-- Begin Stored data --

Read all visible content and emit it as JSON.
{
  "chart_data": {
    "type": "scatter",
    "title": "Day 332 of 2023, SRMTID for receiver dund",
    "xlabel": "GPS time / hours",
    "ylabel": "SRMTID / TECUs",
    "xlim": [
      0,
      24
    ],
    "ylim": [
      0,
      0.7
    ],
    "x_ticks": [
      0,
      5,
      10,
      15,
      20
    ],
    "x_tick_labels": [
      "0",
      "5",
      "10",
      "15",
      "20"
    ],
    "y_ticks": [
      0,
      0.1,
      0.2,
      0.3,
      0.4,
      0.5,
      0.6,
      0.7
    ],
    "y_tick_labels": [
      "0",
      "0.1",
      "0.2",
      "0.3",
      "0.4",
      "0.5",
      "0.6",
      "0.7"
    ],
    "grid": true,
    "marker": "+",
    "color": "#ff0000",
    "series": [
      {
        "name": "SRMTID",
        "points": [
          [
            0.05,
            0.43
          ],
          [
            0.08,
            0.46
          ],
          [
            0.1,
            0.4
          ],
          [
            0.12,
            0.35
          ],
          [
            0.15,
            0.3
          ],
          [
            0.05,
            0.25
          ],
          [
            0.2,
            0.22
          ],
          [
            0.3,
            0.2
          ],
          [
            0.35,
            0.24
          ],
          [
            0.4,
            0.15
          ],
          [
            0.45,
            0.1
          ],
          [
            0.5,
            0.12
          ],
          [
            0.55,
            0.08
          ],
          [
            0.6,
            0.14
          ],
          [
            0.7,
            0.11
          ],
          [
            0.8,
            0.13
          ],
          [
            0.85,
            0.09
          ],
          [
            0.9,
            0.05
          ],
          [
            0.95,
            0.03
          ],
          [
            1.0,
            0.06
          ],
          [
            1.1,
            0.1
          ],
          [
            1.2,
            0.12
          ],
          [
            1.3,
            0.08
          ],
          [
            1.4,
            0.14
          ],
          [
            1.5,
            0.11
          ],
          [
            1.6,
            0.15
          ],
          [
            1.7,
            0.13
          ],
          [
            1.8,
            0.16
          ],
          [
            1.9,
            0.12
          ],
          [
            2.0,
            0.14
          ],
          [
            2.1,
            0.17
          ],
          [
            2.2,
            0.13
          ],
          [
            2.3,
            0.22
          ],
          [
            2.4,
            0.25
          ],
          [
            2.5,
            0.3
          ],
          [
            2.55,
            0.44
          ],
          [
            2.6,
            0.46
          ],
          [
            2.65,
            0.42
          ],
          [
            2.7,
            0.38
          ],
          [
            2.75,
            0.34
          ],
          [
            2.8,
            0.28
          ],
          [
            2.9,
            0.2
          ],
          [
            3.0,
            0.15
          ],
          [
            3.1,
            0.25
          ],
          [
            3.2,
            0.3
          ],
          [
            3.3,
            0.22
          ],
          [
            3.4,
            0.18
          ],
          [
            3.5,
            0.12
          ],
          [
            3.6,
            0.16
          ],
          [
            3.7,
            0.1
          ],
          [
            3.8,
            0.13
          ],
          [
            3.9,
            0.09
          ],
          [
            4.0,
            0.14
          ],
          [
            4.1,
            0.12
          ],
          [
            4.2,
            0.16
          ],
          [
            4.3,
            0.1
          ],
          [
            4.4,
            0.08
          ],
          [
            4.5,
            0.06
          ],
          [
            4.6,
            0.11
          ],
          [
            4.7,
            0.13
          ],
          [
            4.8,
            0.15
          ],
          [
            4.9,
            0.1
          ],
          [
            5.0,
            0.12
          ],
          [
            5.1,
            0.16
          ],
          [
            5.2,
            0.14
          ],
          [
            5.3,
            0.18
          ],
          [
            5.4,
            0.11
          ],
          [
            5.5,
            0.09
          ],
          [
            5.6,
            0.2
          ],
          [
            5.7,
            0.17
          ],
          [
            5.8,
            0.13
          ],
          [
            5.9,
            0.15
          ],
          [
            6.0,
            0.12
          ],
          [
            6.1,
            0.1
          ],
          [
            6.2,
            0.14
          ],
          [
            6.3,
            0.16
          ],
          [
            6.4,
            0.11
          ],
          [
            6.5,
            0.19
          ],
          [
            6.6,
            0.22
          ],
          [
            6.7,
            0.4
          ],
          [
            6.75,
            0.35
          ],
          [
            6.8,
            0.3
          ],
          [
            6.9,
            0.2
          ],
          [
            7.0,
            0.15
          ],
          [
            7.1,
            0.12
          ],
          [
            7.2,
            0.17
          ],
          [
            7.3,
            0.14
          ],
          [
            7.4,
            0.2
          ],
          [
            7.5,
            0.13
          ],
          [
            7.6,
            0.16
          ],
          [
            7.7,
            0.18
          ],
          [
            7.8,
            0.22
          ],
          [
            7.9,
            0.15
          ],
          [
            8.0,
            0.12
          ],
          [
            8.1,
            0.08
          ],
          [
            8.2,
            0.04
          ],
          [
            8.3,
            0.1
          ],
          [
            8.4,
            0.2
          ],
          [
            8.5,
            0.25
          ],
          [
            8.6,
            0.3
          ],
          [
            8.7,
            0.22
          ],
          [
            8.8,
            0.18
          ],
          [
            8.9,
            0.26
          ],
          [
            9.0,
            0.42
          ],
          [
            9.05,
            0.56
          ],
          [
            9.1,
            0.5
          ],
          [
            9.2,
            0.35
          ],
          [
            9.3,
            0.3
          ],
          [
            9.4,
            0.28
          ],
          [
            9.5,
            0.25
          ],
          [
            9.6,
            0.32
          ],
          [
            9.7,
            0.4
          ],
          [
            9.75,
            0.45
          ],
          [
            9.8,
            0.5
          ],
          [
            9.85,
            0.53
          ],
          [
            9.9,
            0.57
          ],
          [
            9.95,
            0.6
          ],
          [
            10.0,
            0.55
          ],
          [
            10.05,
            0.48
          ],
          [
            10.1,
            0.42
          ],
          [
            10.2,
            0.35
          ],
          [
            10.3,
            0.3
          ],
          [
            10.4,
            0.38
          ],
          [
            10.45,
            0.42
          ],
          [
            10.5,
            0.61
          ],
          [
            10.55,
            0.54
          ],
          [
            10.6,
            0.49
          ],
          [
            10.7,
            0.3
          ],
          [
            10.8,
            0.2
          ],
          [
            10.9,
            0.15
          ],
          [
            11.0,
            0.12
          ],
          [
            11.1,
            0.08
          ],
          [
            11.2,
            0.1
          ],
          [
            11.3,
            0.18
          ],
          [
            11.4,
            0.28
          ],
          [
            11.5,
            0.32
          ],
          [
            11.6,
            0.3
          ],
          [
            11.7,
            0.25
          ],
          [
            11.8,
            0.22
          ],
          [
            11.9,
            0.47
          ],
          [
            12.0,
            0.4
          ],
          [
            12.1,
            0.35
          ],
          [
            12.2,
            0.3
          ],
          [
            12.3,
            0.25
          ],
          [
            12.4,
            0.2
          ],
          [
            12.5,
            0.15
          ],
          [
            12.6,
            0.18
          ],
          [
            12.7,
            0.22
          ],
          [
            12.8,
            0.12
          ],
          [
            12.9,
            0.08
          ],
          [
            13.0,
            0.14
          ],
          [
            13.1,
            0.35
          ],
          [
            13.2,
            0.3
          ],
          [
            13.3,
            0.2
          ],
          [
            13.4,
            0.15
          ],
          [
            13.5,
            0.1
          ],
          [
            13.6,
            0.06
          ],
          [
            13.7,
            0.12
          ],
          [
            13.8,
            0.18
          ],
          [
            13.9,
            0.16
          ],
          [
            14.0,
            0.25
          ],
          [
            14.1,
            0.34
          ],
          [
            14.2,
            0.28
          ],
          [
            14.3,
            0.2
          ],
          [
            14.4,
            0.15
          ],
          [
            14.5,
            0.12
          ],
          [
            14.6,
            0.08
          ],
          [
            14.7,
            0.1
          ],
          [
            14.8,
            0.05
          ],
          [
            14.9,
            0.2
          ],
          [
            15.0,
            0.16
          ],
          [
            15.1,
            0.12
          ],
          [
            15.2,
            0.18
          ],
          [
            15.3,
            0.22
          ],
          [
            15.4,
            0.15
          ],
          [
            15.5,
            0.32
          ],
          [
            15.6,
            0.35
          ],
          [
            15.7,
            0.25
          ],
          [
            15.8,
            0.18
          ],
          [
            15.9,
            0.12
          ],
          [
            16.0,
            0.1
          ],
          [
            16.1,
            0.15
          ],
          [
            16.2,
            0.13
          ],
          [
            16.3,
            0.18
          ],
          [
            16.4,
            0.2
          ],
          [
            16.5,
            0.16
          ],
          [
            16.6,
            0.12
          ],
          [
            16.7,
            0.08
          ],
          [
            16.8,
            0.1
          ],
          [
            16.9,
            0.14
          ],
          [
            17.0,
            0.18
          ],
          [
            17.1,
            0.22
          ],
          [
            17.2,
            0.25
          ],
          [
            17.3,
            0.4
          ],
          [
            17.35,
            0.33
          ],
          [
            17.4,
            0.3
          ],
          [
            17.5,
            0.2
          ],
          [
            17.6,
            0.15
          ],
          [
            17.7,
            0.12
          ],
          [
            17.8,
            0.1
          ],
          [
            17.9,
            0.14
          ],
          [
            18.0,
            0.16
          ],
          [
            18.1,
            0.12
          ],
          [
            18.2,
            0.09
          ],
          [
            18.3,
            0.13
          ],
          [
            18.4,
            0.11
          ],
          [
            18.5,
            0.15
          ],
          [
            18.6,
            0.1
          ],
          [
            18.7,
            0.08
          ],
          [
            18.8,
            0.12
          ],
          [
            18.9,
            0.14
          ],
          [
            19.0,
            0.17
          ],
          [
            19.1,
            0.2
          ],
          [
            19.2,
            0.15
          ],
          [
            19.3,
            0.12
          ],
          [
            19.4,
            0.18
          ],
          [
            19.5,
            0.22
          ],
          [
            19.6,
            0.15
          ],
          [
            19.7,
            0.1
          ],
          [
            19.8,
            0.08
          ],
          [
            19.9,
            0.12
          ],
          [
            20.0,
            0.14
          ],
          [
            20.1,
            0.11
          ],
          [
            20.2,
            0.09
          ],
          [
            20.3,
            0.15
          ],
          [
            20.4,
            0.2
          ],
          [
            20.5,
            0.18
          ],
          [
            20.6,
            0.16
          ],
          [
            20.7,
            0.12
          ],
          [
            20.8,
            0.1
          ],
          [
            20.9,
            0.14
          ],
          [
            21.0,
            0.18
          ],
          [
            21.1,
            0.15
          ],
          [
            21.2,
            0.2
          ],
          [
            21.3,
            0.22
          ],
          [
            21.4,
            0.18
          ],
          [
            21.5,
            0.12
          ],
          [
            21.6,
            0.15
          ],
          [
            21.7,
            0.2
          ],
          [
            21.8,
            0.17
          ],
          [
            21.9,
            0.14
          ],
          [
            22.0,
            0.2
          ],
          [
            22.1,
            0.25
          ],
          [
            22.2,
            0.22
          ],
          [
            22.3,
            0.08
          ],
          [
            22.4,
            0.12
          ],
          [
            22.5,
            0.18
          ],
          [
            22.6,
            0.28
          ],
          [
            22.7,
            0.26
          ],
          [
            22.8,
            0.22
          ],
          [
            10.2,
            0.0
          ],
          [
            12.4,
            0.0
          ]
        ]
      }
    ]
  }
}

-- End Stored data --

*Exercise requirements:*
Copy all lines above containing the string "SRMTID".

*Output of the exercise:*
    "title": "Day 332 of 2023, SRMTID for receiver dund",
    "ylabel": "SRMTID / TECUs",
        "name": "SRMTID",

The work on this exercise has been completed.